#### Supplied data
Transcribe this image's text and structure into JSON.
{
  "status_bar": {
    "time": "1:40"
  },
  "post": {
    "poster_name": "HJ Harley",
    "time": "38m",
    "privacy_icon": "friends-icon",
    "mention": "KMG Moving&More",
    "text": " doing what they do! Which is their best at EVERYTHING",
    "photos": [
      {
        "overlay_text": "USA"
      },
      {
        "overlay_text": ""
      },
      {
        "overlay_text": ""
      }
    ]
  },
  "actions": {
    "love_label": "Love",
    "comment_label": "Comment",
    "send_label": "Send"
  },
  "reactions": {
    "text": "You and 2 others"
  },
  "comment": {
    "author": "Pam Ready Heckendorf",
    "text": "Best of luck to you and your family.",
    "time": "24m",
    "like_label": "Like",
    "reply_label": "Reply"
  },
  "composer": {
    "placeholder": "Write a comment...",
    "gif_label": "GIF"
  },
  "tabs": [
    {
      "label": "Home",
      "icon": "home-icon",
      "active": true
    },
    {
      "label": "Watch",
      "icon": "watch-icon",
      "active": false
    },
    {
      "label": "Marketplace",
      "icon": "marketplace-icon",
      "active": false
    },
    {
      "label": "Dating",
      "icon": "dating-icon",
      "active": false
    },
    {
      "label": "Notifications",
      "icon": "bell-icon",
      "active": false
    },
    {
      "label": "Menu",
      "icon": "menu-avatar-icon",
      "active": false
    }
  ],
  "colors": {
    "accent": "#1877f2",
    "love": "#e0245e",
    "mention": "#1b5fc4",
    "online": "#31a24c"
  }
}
########
### Set task
Search the data for "icon". Copy every matching line.

### Answer to the exercise
    "privacy_icon": "friends-icon",
      "icon": "home-icon",
      "icon": "watch-icon",
      "icon": "marketplace-icon",
      "icon": "dating-icon",
      "icon": "bell-icon",
      "icon": "menu-avatar-icon",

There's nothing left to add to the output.